How many of the lines that follow contain the word "JSON"? Give only the number.

Task input →
start
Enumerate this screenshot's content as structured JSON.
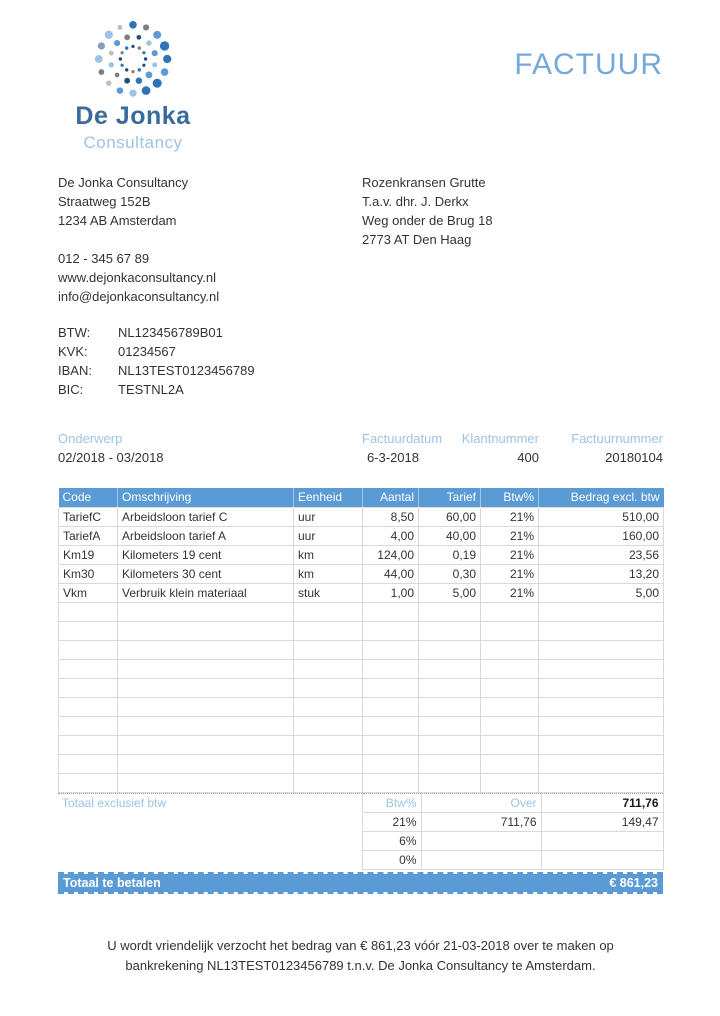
{
  "brand": {
    "name": "De Jonka",
    "subtitle": "Consultancy"
  },
  "doc_title": "FACTUUR",
  "company": {
    "lines": [
      "De Jonka Consultancy",
      "Straatweg 152B",
      "1234 AB Amsterdam"
    ],
    "contact": [
      "012 - 345 67 89",
      "www.dejonkaconsultancy.nl",
      "info@dejonkaconsultancy.nl"
    ]
  },
  "client": {
    "lines": [
      "Rozenkransen Grutte",
      "T.a.v. dhr. J. Derkx",
      "Weg onder de Brug 18",
      "2773 AT Den Haag"
    ]
  },
  "registration": [
    {
      "label": "BTW:",
      "value": "NL123456789B01"
    },
    {
      "label": "KVK:",
      "value": "01234567"
    },
    {
      "label": "IBAN:",
      "value": "NL13TEST0123456789"
    },
    {
      "label": "BIC:",
      "value": "TESTNL2A"
    }
  ],
  "meta": {
    "subject_label": "Onderwerp",
    "subject_value": "02/2018 - 03/2018",
    "date_label": "Factuurdatum",
    "date_value": "6-3-2018",
    "client_no_label": "Klantnummer",
    "client_no_value": "400",
    "invoice_no_label": "Factuurnummer",
    "invoice_no_value": "20180104"
  },
  "table": {
    "headers": {
      "code": "Code",
      "description": "Omschrijving",
      "unit": "Eenheid",
      "qty": "Aantal",
      "rate": "Tarief",
      "vat": "Btw%",
      "amount": "Bedrag excl. btw"
    },
    "rows": [
      {
        "code": "TariefC",
        "description": "Arbeidsloon tarief C",
        "unit": "uur",
        "qty": "8,50",
        "rate": "60,00",
        "vat": "21%",
        "amount": "510,00"
      },
      {
        "code": "TariefA",
        "description": "Arbeidsloon tarief A",
        "unit": "uur",
        "qty": "4,00",
        "rate": "40,00",
        "vat": "21%",
        "amount": "160,00"
      },
      {
        "code": "Km19",
        "description": "Kilometers 19 cent",
        "unit": "km",
        "qty": "124,00",
        "rate": "0,19",
        "vat": "21%",
        "amount": "23,56"
      },
      {
        "code": "Km30",
        "description": "Kilometers 30 cent",
        "unit": "km",
        "qty": "44,00",
        "rate": "0,30",
        "vat": "21%",
        "amount": "13,20"
      },
      {
        "code": "Vkm",
        "description": "Verbruik klein materiaal",
        "unit": "stuk",
        "qty": "1,00",
        "rate": "5,00",
        "vat": "21%",
        "amount": "5,00"
      }
    ],
    "empty_row_count": 10
  },
  "totals": {
    "excl_label": "Totaal exclusief btw",
    "btw_header": "Btw%",
    "over_header": "Over",
    "total_excl": "711,76",
    "vat_rows": [
      {
        "rate": "21%",
        "over": "711,76",
        "amount": "149,47"
      },
      {
        "rate": "6%",
        "over": "",
        "amount": ""
      },
      {
        "rate": "0%",
        "over": "",
        "amount": ""
      }
    ],
    "grand_label": "Totaal te betalen",
    "grand_amount": "€ 861,23"
  },
  "footer": {
    "line1": "U wordt vriendelijk verzocht het bedrag van € 861,23 vóór 21-03-2018 over te maken op",
    "line2": "bankrekening NL13TEST0123456789 t.n.v. De Jonka Consultancy te Amsterdam."
  },
  "colors": {
    "accent": "#5B9BD5",
    "accent_light": "#9DC3E6",
    "brand_text": "#3A6B9C",
    "grid": "#D9D9D9"
  }
}
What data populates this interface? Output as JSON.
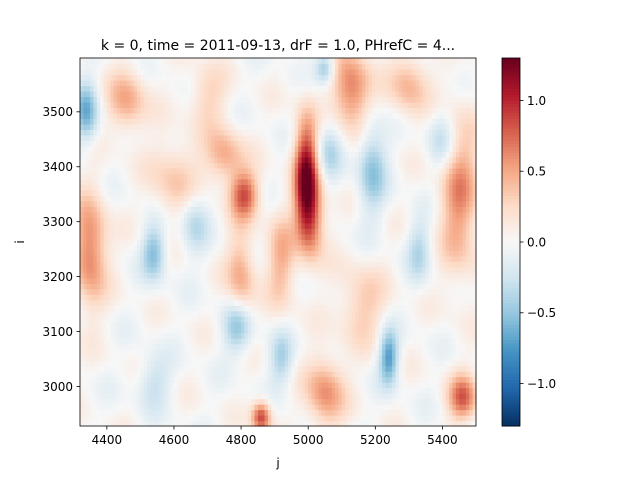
{
  "chart_data": {
    "type": "heatmap",
    "title": "k = 0, time = 2011-09-13, drF = 1.0, PHrefC = 4...",
    "xlabel": "j",
    "ylabel": "i",
    "xlim": [
      4320,
      5500
    ],
    "ylim": [
      2928,
      3598
    ],
    "xticks": [
      4400,
      4600,
      4800,
      5000,
      5200,
      5400
    ],
    "yticks": [
      3000,
      3100,
      3200,
      3300,
      3400,
      3500
    ],
    "colorbar": {
      "range": [
        -1.3,
        1.3
      ],
      "ticks": [
        -1.0,
        -0.5,
        0.0,
        0.5,
        1.0
      ],
      "tick_labels": [
        "−1.0",
        "−0.5",
        "0.0",
        "0.5",
        "1.0"
      ],
      "colormap": "RdBu_r"
    },
    "grid": false,
    "features": [
      {
        "j": 4995,
        "i": 3385,
        "value": 1.25,
        "sj": 25,
        "si": 70
      },
      {
        "j": 5010,
        "i": 3300,
        "value": 0.55,
        "sj": 30,
        "si": 50
      },
      {
        "j": 4350,
        "i": 3250,
        "value": 0.7,
        "sj": 35,
        "si": 70
      },
      {
        "j": 4810,
        "i": 3350,
        "value": 0.8,
        "sj": 30,
        "si": 30
      },
      {
        "j": 4750,
        "i": 3420,
        "value": 0.5,
        "sj": 40,
        "si": 35
      },
      {
        "j": 4800,
        "i": 3200,
        "value": 0.5,
        "sj": 30,
        "si": 60
      },
      {
        "j": 4920,
        "i": 3230,
        "value": 0.45,
        "sj": 30,
        "si": 60
      },
      {
        "j": 5130,
        "i": 3540,
        "value": 0.7,
        "sj": 40,
        "si": 50
      },
      {
        "j": 4460,
        "i": 3520,
        "value": 0.5,
        "sj": 40,
        "si": 40
      },
      {
        "j": 4600,
        "i": 3380,
        "value": 0.35,
        "sj": 50,
        "si": 50
      },
      {
        "j": 5450,
        "i": 3350,
        "value": 0.6,
        "sj": 40,
        "si": 100
      },
      {
        "j": 5460,
        "i": 2980,
        "value": 0.75,
        "sj": 30,
        "si": 30
      },
      {
        "j": 4860,
        "i": 2945,
        "value": 0.9,
        "sj": 20,
        "si": 20
      },
      {
        "j": 5050,
        "i": 2990,
        "value": 0.6,
        "sj": 40,
        "si": 45
      },
      {
        "j": 5160,
        "i": 3150,
        "value": 0.35,
        "sj": 50,
        "si": 50
      },
      {
        "j": 5300,
        "i": 3550,
        "value": 0.45,
        "sj": 40,
        "si": 40
      },
      {
        "j": 4700,
        "i": 3530,
        "value": 0.3,
        "sj": 40,
        "si": 40
      },
      {
        "j": 4340,
        "i": 3500,
        "value": -0.6,
        "sj": 25,
        "si": 40
      },
      {
        "j": 4540,
        "i": 3245,
        "value": -0.55,
        "sj": 25,
        "si": 35
      },
      {
        "j": 5240,
        "i": 3055,
        "value": -0.75,
        "sj": 20,
        "si": 35
      },
      {
        "j": 4790,
        "i": 3110,
        "value": -0.55,
        "sj": 30,
        "si": 35
      },
      {
        "j": 5190,
        "i": 3400,
        "value": -0.5,
        "sj": 30,
        "si": 60
      },
      {
        "j": 4660,
        "i": 3300,
        "value": -0.35,
        "sj": 30,
        "si": 40
      },
      {
        "j": 5060,
        "i": 3430,
        "value": -0.35,
        "sj": 30,
        "si": 40
      },
      {
        "j": 5400,
        "i": 3450,
        "value": -0.35,
        "sj": 30,
        "si": 40
      },
      {
        "j": 5050,
        "i": 3580,
        "value": -0.5,
        "sj": 20,
        "si": 20
      },
      {
        "j": 4920,
        "i": 3050,
        "value": -0.4,
        "sj": 25,
        "si": 35
      },
      {
        "j": 5330,
        "i": 3250,
        "value": -0.35,
        "sj": 25,
        "si": 40
      },
      {
        "j": 4540,
        "i": 3010,
        "value": -0.3,
        "sj": 35,
        "si": 35
      }
    ]
  }
}
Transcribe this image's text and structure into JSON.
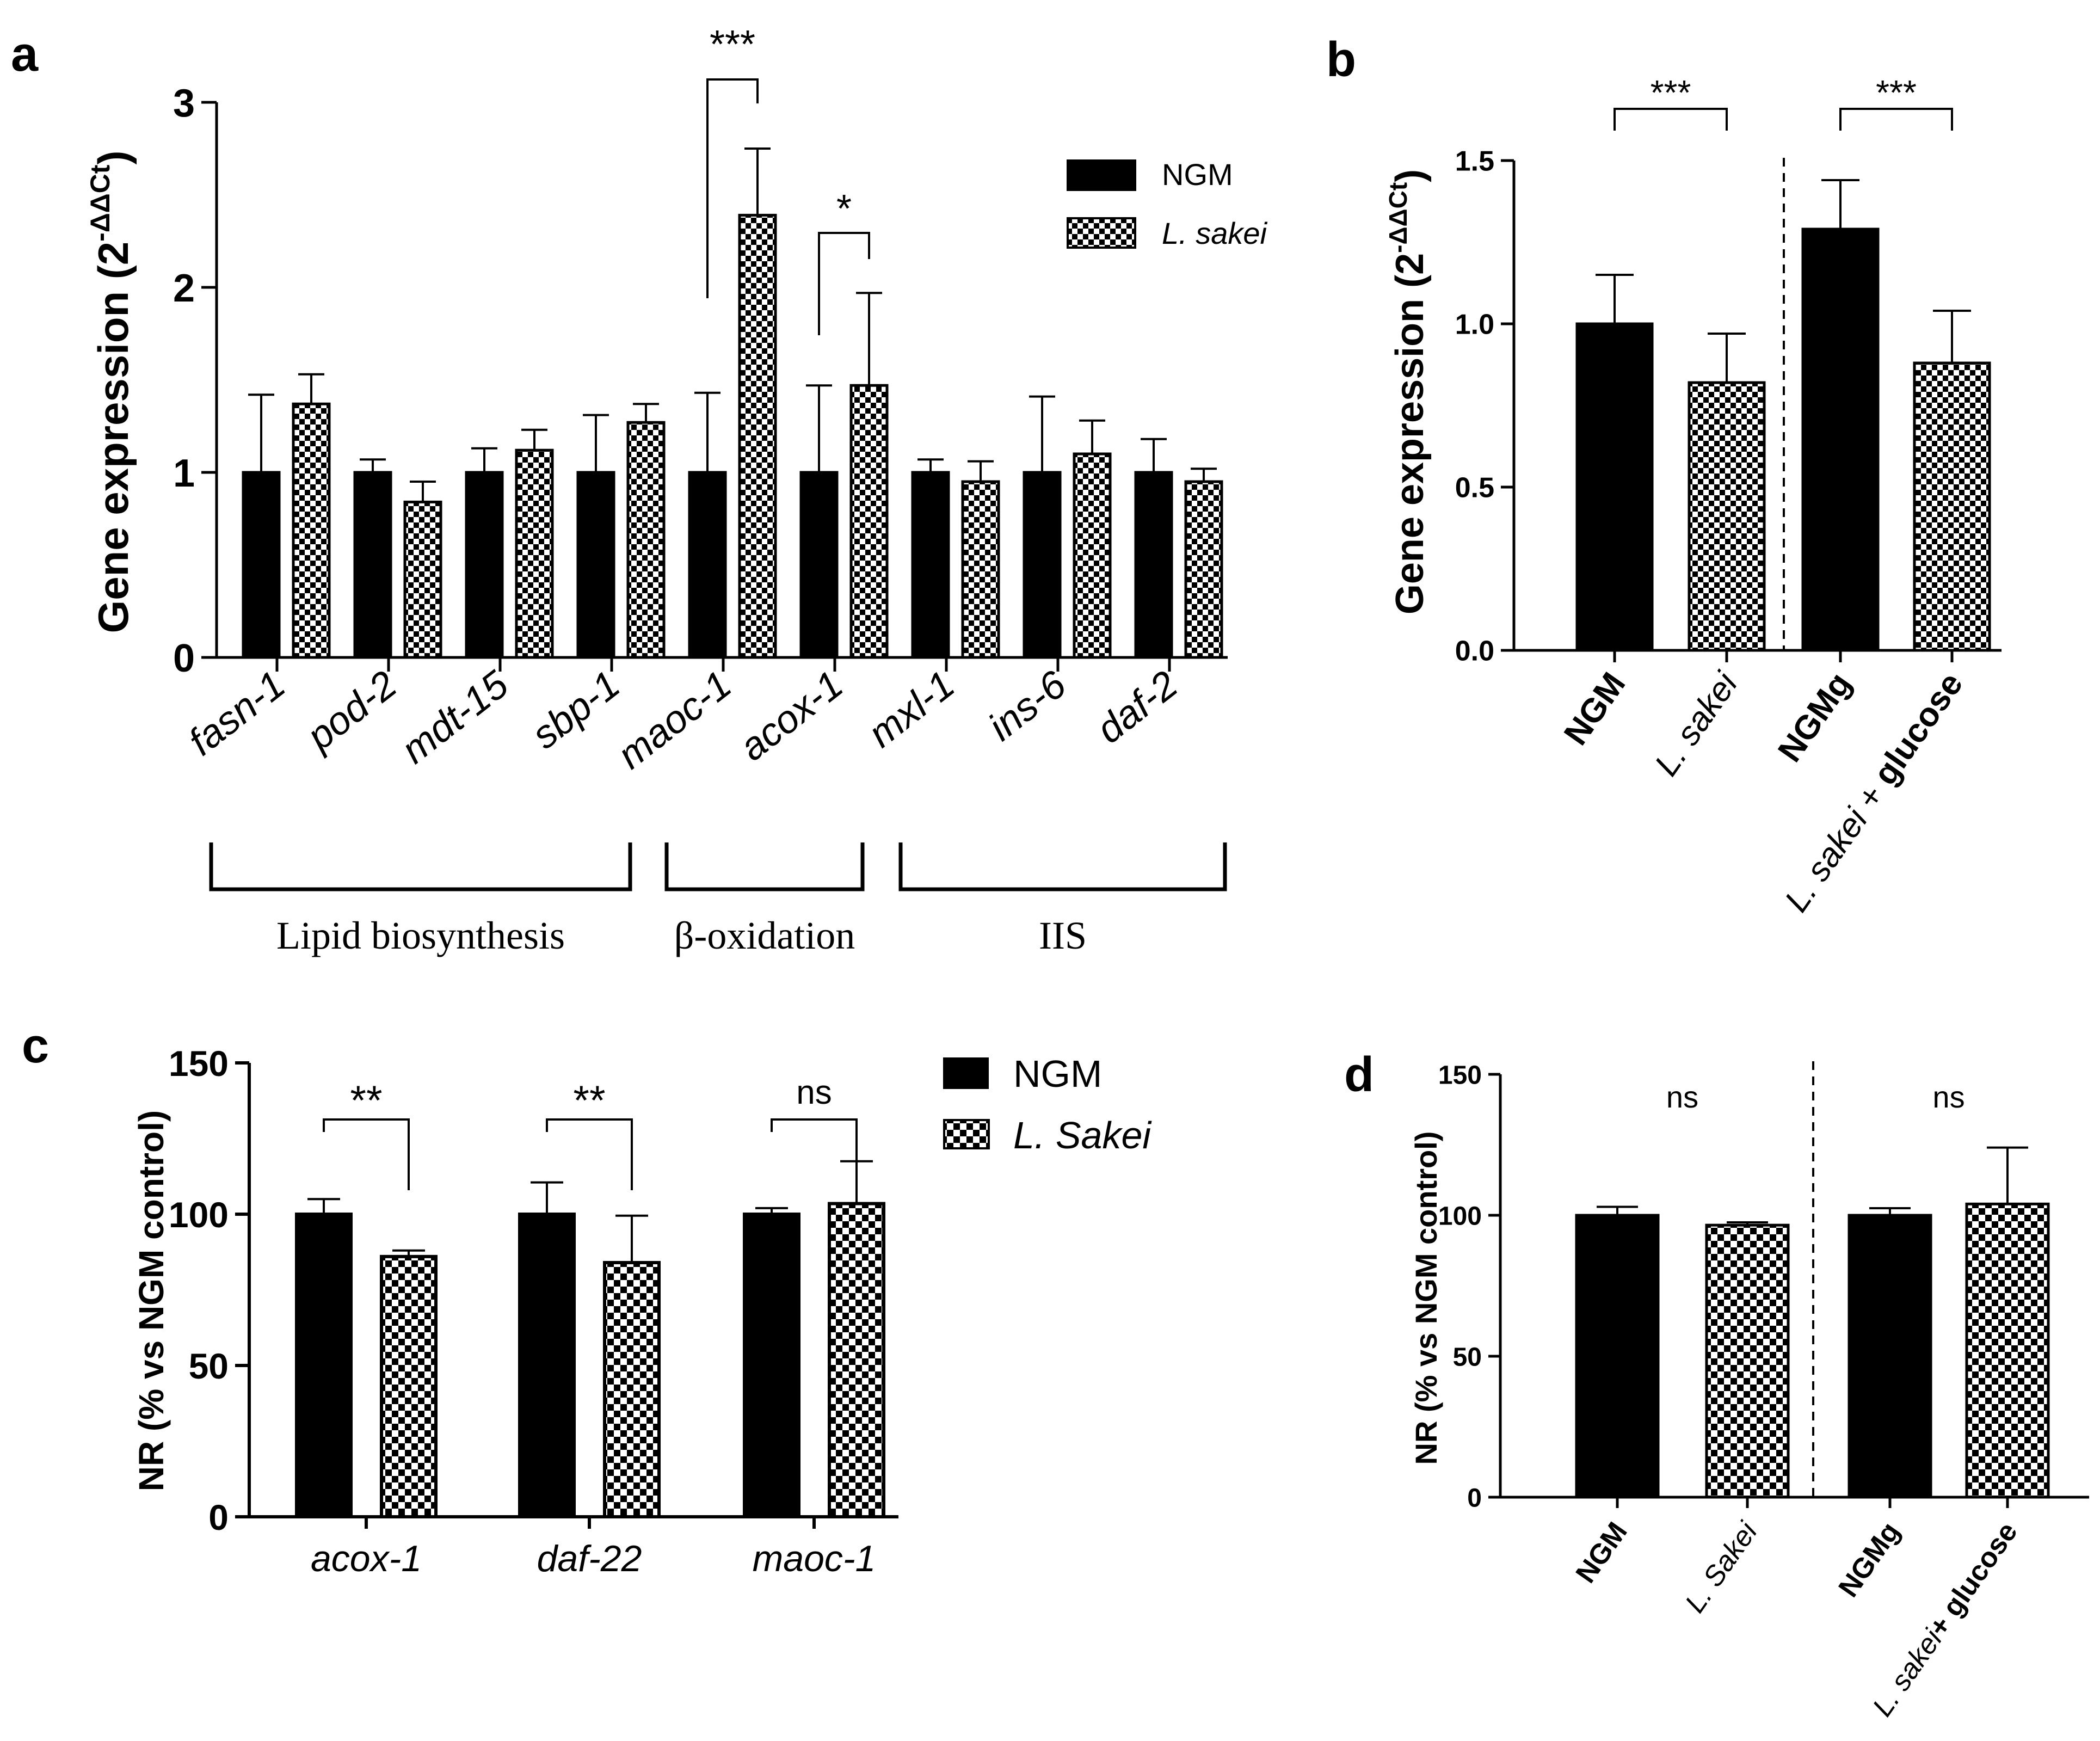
{
  "colors": {
    "ngm": "#000000",
    "lsakei_checker": "#000000",
    "background": "#ffffff"
  },
  "chart_data": [
    {
      "panel": "a",
      "type": "bar",
      "ylabel": "Gene expression (2-ΔΔCt)",
      "ylabel_main": "Gene expression (2",
      "ylabel_sup": "-ΔΔCt",
      "ylabel_close": ")",
      "ylim": [
        0,
        3
      ],
      "yticks": [
        "0",
        "1",
        "2",
        "3"
      ],
      "ytick_values": [
        0,
        1,
        2,
        3
      ],
      "categories": [
        "fasn-1",
        "pod-2",
        "mdt-15",
        "sbp-1",
        "maoc-1",
        "acox-1",
        "mxl-1",
        "ins-6",
        "daf-2"
      ],
      "series": [
        {
          "name": "NGM",
          "values": [
            1.0,
            1.0,
            1.0,
            1.0,
            1.0,
            1.0,
            1.0,
            1.0,
            1.0
          ],
          "errors": [
            0.42,
            0.07,
            0.13,
            0.31,
            0.43,
            0.47,
            0.07,
            0.41,
            0.18
          ]
        },
        {
          "name": "L. sakei",
          "values": [
            1.37,
            0.84,
            1.12,
            1.27,
            2.39,
            1.47,
            0.95,
            1.1,
            0.95
          ],
          "errors": [
            0.16,
            0.11,
            0.11,
            0.1,
            0.36,
            0.5,
            0.11,
            0.18,
            0.07
          ]
        }
      ],
      "significance": [
        {
          "category": "maoc-1",
          "label": "***"
        },
        {
          "category": "acox-1",
          "label": "*"
        }
      ],
      "groups": [
        {
          "label": "Lipid biosynthesis",
          "from": "fasn-1",
          "to": "sbp-1"
        },
        {
          "label": "β-oxidation",
          "from": "maoc-1",
          "to": "acox-1"
        },
        {
          "label": "IIS",
          "from": "mxl-1",
          "to": "daf-2"
        }
      ],
      "legend": [
        "NGM",
        "L. sakei"
      ],
      "legend_position": "top-right"
    },
    {
      "panel": "b",
      "type": "bar",
      "ylabel_main": "Gene expression (2",
      "ylabel_sup": "-ΔΔCt",
      "ylabel_close": ")",
      "ylim": [
        0,
        1.5
      ],
      "yticks": [
        "0.0",
        "0.5",
        "1.0",
        "1.5"
      ],
      "ytick_values": [
        0,
        0.5,
        1.0,
        1.5
      ],
      "categories": [
        {
          "parts": [
            {
              "text": "NGM",
              "style": "bold"
            }
          ]
        },
        {
          "parts": [
            {
              "text": "L. sakei",
              "style": "italic"
            }
          ]
        },
        {
          "parts": [
            {
              "text": "NGMg",
              "style": "bold"
            }
          ]
        },
        {
          "parts": [
            {
              "text": "L. sakei",
              "style": "italic"
            },
            {
              "text": " + ",
              "style": "normal"
            },
            {
              "text": "glucose",
              "style": "bold"
            }
          ]
        }
      ],
      "values": [
        1.0,
        0.82,
        1.29,
        0.88
      ],
      "errors": [
        0.15,
        0.15,
        0.15,
        0.16
      ],
      "fills": [
        "NGM",
        "L. sakei",
        "NGM",
        "L. sakei"
      ],
      "significance": [
        {
          "between": [
            0,
            1
          ],
          "label": "***"
        },
        {
          "between": [
            2,
            3
          ],
          "label": "***"
        }
      ],
      "divider_after": 1
    },
    {
      "panel": "c",
      "type": "bar",
      "ylabel": "NR  (% vs  NGM control)",
      "ylim": [
        0,
        150
      ],
      "yticks": [
        "0",
        "50",
        "100",
        "150"
      ],
      "ytick_values": [
        0,
        50,
        100,
        150
      ],
      "categories": [
        "acox-1",
        "daf-22",
        "maoc-1"
      ],
      "series": [
        {
          "name": "NGM",
          "values": [
            100,
            100,
            100
          ],
          "errors": [
            5,
            10.5,
            2
          ]
        },
        {
          "name": "L. Sakei",
          "values": [
            86,
            84,
            103.5
          ],
          "errors": [
            2,
            15.5,
            14
          ]
        }
      ],
      "significance": [
        {
          "category": "acox-1",
          "label": "**"
        },
        {
          "category": "daf-22",
          "label": "**"
        },
        {
          "category": "maoc-1",
          "label": "ns"
        }
      ],
      "legend": [
        "NGM",
        "L. Sakei"
      ],
      "legend_position": "top-right"
    },
    {
      "panel": "d",
      "type": "bar",
      "ylabel": "NR (% vs NGM control)",
      "ylim": [
        0,
        150
      ],
      "yticks": [
        "0",
        "50",
        "100",
        "150"
      ],
      "ytick_values": [
        0,
        50,
        100,
        150
      ],
      "categories": [
        {
          "parts": [
            {
              "text": "NGM",
              "style": "bold"
            }
          ]
        },
        {
          "parts": [
            {
              "text": "L. Sakei",
              "style": "italic"
            }
          ]
        },
        {
          "parts": [
            {
              "text": "NGMg",
              "style": "bold"
            }
          ]
        },
        {
          "parts": [
            {
              "text": "L. sakei",
              "style": "italic"
            },
            {
              "text": "+ glucose",
              "style": "bold"
            }
          ]
        }
      ],
      "values": [
        100,
        96.5,
        100,
        104
      ],
      "errors": [
        3,
        1,
        2.5,
        20
      ],
      "fills": [
        "NGM",
        "L. sakei",
        "NGM",
        "L. sakei"
      ],
      "significance": [
        {
          "position": 0.5,
          "label": "ns"
        },
        {
          "position": 2.5,
          "label": "ns"
        }
      ],
      "divider_after": 1
    }
  ]
}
end
Response to the task → 3